Instruction -> Write out the listing beneath this instruction in its entirety, exactly as it reads.

┄┄┄┄┄┄

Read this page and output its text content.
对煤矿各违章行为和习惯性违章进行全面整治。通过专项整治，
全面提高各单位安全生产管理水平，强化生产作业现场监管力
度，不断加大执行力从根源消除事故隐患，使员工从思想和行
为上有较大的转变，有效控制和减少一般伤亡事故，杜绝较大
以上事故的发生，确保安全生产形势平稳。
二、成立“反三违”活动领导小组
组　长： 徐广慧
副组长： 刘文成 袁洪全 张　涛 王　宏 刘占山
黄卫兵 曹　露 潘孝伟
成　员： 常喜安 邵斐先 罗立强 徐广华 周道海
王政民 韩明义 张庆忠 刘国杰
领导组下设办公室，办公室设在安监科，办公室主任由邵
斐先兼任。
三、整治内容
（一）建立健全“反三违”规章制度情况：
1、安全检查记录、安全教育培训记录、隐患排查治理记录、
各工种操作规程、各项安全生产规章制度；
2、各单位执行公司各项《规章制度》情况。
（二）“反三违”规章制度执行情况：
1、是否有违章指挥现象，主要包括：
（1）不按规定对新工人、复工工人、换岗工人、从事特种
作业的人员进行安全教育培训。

┄┄┄┄┄┄

Completed task ->
Read this page and output its text content.
对煤矿各违章行为和习惯性违章进行全面整治。通过专项整治，
全面提高各单位安全生产管理水平，强化生产作业现场监管力
度，不断加大执行力从根源消除事故隐患，使员工从思想和行
为上有较大的转变，有效控制和减少一般伤亡事故，杜绝较大
以上事故的发生，确保安全生产形势平稳。
二、成立“反三违”活动领导小组
组　长： 徐广慧
副组长： 刘文成 袁洪全 张　涛 王　宏 刘占山
黄卫兵 曹　露 潘孝伟
成　员： 常喜安 邵斐先 罗立强 徐广华 周道海
王政民 韩明义 张庆忠 刘国杰
领导组下设办公室，办公室设在安监科，办公室主任由邵
斐先兼任。
三、整治内容
（一）建立健全“反三违”规章制度情况：
1、安全检查记录、安全教育培训记录、隐患排查治理记录、
各工种操作规程、各项安全生产规章制度；
2、各单位执行公司各项《规章制度》情况。
（二）“反三违”规章制度执行情况：
1、是否有违章指挥现象，主要包括：
（1）不按规定对新工人、复工工人、换岗工人、从事特种
作业的人员进行安全教育培训。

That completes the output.